● **INSTRUCCIONES DE LA TAREA**
Traduzca al inglés esta oración del extracto sobre el hackeo de KelpDAO: «Una única firma falsificada fue suficiente para instruir al contrato de depósito en garantía a liberar tokens rsETH sin respaldo en la red principal de Ethereum.»

● **EXTRACTO**
------------------------------------------------------------

TL;DR
- KelpDAO fue objeto de un exploit el 18 de abril de 2026, que robó aproximadamente 293,7 millones de dólares en el token de restaking líquido rsETH
- Los atacantes explotaron una debilidad en la configuración del puente LayerZero y lograron acuñar 116.500 tokens rsETH sin respaldo
- Al menos nueve protocolos DeFi se vieron afectados, incluidos Aave V3/V4, SparkLend, Fluid y Compound V3
- El TVL total de DeFi cayó más de 13 mil millones de dólares en dos días, la mayor caída en el sector hasta ahora en 2026
Comenzó con un puente y una configuración errónea
El 18 de abril de 2026, el protocolo de restaking líquido KelpDAO fue golpeado por lo que ahora se describe como el mayor hackeo de criptomonedas de 2026 en valor en dólares. Según la investigación relacionada con el caso, los atacantes lograron robar el equivalente a 293,7 millones de dólares en el token propio del protocolo, rsETH.
El núcleo de la vulnerabilidad residía en cómo KelpDAO había configurado su adaptador de token fungible omnichain de LayerZero. El protocolo utilizaba una arquitectura de Red de Verificadores Descentralizados (DVN) de 1 de 1, es decir, un único verificador sin redundancia. El propio LayerZero recomienda el uso de múltiples DVN para prevenir precisamente este tipo de ataques.
Una única firma falsificada fue suficiente para instruir al contrato de depósito en garantía a liberar tokens rsETH sin respaldo en la red principal de Ethereum.
Los atacantes comprometieron el nodo DVN envenenando la infraestructura RPC subyacente, combinado con ataques DDoS que redirigieron el sistema hacia nodos maliciosos. Así lograron falsificar transacciones entre redes y acuñar 116.500 tokens rsETH sin respaldo. Las billeteras de ataque fueron financiadas a través del mezclador de criptomonedas Tornado Cash para ocultar sus rastros.

------------------------------------------------------------

● **DATOS A EXAMINAR**
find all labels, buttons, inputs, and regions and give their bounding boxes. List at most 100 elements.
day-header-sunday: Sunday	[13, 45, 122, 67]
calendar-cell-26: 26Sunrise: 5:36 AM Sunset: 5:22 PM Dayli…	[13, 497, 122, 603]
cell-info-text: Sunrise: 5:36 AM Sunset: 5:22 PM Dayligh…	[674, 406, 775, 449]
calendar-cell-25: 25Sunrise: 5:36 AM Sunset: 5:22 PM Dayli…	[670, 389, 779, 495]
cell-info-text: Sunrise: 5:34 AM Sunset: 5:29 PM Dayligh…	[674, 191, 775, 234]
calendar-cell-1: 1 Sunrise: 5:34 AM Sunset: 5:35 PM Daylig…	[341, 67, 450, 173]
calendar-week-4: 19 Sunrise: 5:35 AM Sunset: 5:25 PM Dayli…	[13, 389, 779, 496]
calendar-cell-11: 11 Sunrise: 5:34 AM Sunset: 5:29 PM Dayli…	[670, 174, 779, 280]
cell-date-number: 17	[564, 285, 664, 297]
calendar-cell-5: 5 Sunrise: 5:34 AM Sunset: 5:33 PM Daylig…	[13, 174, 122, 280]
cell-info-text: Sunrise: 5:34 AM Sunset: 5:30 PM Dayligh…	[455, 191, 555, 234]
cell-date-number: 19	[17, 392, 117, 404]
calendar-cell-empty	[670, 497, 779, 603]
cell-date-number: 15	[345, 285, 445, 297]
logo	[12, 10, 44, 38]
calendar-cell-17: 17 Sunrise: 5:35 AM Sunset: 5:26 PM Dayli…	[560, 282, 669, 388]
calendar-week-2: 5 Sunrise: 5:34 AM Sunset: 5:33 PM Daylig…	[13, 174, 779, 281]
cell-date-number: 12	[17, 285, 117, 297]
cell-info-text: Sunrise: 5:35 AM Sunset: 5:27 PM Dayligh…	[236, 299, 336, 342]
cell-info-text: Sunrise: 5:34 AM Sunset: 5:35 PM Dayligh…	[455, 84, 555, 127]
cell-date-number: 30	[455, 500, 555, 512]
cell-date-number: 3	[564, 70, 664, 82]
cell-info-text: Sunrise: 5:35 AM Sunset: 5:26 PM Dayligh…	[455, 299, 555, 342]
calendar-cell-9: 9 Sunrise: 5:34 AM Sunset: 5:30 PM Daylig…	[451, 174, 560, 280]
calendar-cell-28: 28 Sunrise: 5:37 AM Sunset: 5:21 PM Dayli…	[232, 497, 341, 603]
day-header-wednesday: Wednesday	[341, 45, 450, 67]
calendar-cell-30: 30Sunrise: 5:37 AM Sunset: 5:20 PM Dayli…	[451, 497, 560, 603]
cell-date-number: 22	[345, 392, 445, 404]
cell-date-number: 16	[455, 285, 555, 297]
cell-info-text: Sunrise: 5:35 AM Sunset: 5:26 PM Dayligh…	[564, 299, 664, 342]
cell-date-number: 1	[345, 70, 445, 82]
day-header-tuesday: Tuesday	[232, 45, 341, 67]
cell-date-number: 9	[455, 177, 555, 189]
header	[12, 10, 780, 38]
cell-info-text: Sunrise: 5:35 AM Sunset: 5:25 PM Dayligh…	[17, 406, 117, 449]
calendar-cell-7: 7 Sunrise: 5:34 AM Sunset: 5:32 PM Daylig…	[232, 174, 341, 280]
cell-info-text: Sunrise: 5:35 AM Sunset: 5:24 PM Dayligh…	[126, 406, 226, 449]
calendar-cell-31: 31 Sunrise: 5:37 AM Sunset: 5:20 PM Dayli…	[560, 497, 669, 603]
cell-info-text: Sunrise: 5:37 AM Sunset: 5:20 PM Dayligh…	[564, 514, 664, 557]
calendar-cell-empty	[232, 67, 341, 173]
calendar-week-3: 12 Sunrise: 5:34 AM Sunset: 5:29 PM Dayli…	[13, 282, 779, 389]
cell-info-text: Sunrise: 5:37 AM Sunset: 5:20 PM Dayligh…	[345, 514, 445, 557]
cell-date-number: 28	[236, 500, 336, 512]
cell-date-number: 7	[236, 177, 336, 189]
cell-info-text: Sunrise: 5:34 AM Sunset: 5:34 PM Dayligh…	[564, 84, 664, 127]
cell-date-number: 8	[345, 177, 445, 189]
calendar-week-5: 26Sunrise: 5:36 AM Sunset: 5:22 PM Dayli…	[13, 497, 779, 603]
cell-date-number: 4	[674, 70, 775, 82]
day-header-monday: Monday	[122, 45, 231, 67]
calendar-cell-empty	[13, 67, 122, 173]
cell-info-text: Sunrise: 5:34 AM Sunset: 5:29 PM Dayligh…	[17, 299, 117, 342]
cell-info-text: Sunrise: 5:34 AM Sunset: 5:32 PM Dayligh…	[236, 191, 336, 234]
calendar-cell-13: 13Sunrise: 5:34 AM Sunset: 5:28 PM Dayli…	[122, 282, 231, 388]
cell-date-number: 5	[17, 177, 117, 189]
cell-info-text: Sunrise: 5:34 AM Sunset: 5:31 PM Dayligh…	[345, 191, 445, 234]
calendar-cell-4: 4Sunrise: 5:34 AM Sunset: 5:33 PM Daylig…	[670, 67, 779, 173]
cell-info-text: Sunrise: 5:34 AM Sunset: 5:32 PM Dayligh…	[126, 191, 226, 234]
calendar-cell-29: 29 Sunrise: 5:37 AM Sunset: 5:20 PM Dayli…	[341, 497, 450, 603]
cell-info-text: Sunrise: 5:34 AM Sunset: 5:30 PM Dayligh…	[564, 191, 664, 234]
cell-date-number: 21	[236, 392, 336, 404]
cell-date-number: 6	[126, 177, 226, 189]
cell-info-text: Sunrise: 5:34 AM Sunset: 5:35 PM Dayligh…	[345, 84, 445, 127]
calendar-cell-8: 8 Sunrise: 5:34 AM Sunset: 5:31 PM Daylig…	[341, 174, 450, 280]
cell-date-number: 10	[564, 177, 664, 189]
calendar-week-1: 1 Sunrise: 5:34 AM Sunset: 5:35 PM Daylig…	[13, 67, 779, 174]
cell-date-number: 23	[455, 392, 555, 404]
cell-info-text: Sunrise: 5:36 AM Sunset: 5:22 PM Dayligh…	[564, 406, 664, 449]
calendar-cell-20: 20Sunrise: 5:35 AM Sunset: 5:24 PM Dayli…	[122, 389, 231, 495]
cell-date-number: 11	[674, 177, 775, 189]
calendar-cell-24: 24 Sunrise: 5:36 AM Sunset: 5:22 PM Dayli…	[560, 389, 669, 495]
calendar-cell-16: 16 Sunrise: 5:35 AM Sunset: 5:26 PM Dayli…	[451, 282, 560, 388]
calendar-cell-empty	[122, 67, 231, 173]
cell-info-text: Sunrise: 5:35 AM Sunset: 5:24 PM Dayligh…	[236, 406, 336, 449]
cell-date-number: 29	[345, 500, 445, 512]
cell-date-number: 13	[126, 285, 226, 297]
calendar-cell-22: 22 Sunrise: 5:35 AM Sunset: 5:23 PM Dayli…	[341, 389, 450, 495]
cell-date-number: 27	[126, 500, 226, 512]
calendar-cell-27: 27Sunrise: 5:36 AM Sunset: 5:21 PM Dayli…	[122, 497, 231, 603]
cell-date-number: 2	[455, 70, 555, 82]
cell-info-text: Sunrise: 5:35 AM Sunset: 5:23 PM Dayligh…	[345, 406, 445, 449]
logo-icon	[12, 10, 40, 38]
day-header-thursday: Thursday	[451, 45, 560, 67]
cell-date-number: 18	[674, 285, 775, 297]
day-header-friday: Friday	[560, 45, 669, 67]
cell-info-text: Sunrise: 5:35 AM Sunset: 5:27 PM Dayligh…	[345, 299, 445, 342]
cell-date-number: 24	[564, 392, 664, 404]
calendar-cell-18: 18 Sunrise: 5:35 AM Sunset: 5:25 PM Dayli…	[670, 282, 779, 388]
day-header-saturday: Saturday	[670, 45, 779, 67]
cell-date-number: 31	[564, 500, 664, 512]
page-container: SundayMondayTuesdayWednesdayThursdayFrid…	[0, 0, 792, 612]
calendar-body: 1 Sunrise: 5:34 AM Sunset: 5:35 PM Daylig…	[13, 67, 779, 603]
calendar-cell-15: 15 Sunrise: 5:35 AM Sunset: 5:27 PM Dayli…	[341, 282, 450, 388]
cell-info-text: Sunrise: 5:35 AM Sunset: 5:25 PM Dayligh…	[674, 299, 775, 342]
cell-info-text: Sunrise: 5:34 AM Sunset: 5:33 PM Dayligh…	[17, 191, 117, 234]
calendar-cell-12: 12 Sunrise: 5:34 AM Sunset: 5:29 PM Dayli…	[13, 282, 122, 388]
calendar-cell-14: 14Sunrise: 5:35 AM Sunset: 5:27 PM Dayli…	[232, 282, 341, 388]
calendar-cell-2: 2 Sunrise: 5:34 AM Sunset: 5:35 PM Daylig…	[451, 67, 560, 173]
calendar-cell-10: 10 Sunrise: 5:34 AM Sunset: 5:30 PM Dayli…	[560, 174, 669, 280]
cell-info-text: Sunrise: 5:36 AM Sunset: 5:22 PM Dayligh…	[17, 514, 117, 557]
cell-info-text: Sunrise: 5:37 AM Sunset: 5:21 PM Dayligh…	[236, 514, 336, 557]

------------------------------------------------------------

● **RESPUESTA**
A single forged signature was enough to instruct the escrow contract to release unbacked rsETH tokens on the Ethereum mainnet.